Dataset entries on figures
::::
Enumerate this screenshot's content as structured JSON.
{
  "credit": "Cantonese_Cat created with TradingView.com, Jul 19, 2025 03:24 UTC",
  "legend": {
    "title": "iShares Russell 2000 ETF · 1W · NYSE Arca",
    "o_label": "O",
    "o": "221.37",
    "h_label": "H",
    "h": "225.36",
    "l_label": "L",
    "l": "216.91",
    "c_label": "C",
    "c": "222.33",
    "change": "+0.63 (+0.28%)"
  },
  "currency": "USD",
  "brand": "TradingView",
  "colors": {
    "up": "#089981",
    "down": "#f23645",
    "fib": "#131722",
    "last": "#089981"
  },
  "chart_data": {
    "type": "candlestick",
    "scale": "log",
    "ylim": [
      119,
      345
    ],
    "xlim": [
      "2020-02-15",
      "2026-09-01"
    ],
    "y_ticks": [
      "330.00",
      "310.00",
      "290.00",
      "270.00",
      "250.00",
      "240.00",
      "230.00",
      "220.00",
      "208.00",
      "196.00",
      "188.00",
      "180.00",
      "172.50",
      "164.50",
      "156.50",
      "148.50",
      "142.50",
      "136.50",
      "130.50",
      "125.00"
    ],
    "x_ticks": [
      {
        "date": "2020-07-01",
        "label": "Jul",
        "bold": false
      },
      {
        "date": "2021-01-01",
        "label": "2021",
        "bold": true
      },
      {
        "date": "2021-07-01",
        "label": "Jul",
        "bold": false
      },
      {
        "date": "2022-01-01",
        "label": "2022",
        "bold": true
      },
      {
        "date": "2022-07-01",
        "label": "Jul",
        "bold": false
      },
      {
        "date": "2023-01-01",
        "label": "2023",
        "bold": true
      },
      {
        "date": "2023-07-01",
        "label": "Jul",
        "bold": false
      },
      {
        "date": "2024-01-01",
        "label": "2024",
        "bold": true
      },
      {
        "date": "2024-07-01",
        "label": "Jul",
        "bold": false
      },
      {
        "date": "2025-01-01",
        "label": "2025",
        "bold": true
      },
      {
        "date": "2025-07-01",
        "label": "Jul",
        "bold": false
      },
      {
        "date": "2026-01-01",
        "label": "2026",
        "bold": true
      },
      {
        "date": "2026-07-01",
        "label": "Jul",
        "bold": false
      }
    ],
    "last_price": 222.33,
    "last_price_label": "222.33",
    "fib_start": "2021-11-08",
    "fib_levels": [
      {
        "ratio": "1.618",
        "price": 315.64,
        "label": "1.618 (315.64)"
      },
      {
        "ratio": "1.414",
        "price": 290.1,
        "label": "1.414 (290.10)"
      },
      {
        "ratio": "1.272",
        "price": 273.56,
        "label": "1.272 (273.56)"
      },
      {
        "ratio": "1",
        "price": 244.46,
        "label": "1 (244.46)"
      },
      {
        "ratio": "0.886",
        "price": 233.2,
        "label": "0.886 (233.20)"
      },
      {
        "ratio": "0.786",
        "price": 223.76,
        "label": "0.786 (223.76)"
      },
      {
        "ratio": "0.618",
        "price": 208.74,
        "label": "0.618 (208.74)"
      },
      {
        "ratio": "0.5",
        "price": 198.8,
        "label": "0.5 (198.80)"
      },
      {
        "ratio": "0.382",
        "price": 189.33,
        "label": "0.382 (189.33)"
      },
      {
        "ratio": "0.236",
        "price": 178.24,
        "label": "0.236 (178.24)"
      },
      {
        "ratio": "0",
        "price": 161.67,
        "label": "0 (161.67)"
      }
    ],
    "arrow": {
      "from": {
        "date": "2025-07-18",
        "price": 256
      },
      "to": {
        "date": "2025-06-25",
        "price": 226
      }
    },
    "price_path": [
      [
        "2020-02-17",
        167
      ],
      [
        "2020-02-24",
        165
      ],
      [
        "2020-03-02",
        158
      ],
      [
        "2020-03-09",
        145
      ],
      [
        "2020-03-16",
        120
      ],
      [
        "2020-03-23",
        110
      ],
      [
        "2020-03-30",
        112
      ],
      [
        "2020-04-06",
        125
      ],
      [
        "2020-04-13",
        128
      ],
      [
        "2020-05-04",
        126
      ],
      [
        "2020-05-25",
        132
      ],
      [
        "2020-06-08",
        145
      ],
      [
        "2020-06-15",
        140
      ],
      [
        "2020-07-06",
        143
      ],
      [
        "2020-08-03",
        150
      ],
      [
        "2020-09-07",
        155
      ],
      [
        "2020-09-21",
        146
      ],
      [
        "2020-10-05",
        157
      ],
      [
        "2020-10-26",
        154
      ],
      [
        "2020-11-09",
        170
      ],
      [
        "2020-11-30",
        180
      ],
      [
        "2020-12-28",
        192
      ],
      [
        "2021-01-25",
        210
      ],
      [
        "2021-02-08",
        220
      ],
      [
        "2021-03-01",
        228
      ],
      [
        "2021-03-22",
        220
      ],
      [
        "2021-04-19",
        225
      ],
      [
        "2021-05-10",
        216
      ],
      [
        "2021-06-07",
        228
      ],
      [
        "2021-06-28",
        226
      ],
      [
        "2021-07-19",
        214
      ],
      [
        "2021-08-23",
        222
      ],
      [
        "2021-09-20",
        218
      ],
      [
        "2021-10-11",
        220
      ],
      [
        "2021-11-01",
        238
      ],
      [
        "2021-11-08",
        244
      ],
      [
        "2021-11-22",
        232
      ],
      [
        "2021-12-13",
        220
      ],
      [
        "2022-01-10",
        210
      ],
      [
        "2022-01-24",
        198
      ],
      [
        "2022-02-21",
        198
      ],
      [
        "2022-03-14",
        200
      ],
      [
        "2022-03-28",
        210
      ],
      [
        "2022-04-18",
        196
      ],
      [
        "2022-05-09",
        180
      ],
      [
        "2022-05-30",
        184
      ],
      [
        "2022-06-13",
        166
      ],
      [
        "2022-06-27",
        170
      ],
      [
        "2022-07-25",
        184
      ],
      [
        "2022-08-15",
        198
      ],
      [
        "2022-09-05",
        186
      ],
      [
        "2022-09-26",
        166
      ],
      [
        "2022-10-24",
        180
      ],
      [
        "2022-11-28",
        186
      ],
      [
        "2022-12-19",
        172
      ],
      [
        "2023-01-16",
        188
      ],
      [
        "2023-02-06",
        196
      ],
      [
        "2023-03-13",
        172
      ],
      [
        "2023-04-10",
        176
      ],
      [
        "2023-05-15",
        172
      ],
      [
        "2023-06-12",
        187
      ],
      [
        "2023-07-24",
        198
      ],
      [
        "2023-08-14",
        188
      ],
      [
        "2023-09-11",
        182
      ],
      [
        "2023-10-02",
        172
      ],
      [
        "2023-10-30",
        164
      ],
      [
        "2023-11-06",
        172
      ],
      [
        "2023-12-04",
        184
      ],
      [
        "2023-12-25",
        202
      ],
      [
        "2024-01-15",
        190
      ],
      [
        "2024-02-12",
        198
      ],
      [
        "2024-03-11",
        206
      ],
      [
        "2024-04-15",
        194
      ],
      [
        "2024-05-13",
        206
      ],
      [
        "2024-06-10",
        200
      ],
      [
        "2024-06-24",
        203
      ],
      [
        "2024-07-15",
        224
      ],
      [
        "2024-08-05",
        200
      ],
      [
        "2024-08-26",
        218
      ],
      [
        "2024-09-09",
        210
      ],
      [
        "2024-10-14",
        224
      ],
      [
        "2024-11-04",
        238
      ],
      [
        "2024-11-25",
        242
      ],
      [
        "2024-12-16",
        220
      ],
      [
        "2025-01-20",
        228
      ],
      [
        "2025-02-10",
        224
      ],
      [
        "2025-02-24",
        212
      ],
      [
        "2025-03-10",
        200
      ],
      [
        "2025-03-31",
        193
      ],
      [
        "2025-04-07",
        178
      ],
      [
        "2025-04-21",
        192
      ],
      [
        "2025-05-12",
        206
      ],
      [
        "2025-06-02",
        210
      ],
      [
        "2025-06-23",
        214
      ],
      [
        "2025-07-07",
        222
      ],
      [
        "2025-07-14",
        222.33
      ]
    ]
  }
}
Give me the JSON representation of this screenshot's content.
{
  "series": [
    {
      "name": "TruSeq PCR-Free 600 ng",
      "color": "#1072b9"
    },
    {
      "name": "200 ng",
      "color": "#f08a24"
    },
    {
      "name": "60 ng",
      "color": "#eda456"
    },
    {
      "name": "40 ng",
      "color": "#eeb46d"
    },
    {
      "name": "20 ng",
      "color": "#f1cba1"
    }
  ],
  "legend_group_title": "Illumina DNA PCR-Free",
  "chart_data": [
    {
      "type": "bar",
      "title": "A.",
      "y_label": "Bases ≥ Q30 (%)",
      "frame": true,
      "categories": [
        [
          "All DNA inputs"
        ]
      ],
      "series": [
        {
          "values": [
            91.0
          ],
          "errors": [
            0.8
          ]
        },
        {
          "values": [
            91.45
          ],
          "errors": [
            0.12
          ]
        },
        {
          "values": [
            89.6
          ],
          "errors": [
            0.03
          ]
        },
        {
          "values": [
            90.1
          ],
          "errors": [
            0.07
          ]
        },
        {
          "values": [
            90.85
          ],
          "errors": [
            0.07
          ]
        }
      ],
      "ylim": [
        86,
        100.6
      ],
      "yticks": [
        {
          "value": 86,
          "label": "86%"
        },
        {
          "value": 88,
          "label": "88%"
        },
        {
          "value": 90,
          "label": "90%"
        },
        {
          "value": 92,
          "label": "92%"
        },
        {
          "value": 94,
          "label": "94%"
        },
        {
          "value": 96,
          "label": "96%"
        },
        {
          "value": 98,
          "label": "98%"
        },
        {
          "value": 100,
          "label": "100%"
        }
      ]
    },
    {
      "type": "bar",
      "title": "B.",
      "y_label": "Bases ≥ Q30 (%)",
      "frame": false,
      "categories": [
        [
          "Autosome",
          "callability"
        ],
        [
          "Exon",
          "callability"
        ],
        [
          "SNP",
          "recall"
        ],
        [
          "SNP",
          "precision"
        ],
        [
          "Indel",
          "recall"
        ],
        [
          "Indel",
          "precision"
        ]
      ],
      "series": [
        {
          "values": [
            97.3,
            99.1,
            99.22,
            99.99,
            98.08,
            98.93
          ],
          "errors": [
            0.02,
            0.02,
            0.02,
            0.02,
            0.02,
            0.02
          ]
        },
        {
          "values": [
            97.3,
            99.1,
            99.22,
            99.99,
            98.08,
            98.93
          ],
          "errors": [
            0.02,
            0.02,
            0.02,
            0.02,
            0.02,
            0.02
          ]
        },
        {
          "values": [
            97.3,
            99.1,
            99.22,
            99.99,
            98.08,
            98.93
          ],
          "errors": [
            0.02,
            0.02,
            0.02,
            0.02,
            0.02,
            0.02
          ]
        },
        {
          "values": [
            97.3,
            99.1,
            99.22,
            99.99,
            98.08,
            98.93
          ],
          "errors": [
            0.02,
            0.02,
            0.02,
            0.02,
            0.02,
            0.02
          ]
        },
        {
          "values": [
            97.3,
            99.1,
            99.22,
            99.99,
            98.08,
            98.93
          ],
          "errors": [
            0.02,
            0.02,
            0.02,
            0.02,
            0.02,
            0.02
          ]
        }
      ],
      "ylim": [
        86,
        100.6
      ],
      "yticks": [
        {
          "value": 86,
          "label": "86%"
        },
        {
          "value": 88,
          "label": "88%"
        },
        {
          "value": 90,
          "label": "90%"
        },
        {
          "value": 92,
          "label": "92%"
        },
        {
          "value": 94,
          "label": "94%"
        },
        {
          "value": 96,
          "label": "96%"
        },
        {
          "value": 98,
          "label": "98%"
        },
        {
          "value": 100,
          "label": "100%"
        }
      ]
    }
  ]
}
::::
[Exercise task]
Pick out each line that holds the string "name".

[Solution to this task]
      "name": "TruSeq PCR-Free 600 ng",
      "name": "200 ng",
      "name": "60 ng",
      "name": "40 ng",
      "name": "20 ng",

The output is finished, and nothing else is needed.